WORK TO BE COMPLETED
Search the material and gather each line with "JSON" in it.

SOURCE DATA
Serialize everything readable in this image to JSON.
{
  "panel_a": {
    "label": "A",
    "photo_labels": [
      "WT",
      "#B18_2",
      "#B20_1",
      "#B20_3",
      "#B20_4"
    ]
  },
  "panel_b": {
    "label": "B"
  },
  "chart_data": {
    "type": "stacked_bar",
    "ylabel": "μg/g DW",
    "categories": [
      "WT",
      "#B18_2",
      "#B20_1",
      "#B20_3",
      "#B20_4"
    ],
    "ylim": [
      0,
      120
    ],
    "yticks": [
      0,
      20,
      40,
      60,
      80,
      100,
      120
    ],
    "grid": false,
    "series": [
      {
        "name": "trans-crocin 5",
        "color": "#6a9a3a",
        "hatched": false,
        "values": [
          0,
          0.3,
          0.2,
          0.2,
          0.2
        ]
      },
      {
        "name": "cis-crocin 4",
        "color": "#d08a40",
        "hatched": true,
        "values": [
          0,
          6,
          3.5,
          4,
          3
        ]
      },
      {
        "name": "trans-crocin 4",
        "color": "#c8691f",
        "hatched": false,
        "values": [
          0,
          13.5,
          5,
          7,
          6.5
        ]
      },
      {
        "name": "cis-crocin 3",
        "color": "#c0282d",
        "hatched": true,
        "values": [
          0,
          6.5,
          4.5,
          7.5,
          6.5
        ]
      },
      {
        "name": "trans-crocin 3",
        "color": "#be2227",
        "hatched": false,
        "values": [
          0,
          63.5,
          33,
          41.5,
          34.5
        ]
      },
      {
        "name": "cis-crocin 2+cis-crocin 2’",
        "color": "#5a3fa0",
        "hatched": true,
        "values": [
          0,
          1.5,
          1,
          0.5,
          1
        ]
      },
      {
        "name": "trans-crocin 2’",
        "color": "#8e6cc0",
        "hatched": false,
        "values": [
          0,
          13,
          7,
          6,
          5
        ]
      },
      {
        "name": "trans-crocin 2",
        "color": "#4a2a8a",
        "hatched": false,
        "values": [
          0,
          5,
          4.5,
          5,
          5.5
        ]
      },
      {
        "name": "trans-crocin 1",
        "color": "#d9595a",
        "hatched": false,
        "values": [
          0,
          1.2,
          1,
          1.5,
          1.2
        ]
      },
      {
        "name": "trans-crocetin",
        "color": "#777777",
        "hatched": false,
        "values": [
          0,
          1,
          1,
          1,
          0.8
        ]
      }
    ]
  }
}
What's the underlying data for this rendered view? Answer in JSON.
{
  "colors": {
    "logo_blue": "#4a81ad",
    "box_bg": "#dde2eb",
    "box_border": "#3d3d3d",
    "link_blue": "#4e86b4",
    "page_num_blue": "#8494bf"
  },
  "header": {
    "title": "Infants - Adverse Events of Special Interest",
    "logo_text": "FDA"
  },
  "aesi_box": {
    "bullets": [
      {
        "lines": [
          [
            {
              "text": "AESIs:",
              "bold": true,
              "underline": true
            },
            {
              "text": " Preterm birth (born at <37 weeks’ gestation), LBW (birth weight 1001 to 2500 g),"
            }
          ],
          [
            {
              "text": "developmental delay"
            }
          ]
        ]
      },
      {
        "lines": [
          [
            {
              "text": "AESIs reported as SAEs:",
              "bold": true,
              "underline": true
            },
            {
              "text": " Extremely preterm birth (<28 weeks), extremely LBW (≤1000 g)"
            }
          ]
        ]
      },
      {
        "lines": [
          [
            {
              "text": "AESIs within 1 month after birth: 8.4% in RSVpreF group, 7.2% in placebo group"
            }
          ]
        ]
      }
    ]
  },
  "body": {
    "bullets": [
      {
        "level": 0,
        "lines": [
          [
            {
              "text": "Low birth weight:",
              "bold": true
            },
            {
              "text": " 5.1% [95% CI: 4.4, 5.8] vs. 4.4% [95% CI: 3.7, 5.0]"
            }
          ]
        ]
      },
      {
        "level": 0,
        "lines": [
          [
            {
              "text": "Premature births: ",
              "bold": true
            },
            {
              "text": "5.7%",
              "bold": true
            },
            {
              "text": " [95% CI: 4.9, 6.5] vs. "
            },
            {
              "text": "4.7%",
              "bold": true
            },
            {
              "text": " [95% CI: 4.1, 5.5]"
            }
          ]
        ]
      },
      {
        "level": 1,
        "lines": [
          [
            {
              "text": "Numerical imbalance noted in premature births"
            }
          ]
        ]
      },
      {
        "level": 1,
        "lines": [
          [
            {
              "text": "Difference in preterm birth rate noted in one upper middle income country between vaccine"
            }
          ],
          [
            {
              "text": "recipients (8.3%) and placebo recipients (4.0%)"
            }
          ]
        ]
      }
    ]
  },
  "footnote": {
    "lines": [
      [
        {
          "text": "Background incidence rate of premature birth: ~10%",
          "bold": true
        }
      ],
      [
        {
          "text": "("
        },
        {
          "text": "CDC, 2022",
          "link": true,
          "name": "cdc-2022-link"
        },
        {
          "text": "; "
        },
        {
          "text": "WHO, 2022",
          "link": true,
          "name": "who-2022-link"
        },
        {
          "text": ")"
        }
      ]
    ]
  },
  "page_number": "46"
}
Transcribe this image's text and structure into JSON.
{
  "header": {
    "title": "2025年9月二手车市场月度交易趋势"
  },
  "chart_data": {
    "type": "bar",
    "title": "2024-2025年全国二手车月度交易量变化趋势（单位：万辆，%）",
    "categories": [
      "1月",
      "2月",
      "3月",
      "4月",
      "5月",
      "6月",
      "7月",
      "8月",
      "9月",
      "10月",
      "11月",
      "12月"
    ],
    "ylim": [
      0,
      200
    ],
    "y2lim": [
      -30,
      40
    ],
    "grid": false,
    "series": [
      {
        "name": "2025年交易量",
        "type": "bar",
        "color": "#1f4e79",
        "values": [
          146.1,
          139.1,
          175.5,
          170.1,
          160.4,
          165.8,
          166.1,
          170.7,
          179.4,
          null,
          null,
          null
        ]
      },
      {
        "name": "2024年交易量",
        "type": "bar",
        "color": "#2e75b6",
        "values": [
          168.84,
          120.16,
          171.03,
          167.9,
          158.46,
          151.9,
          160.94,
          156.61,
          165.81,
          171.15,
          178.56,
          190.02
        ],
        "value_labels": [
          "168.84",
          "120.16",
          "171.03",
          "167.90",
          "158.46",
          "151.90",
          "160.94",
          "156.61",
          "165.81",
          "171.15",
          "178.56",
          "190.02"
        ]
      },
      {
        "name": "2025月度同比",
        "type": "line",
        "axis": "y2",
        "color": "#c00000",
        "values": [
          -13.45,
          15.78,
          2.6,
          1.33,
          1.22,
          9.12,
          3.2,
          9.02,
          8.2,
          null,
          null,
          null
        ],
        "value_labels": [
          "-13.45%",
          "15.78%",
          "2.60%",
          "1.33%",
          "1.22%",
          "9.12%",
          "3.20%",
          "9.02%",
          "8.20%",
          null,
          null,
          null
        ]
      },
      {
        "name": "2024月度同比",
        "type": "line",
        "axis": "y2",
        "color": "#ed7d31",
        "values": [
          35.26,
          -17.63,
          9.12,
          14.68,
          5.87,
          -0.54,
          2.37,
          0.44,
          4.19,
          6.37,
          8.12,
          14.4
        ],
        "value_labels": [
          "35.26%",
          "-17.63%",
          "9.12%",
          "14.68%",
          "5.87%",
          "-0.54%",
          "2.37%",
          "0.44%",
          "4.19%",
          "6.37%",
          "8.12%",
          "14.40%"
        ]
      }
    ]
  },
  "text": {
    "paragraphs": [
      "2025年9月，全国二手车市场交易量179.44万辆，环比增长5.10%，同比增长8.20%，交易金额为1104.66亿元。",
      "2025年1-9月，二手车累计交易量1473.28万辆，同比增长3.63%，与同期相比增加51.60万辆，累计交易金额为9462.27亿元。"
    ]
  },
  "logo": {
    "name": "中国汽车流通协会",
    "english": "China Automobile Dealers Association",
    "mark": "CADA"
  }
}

TASK ANSWER
Serialize everything readable in this image to JSON.
What's the underlying data for this rendered view? Answer in JSON.
Transcribe this image's text and structure into JSON.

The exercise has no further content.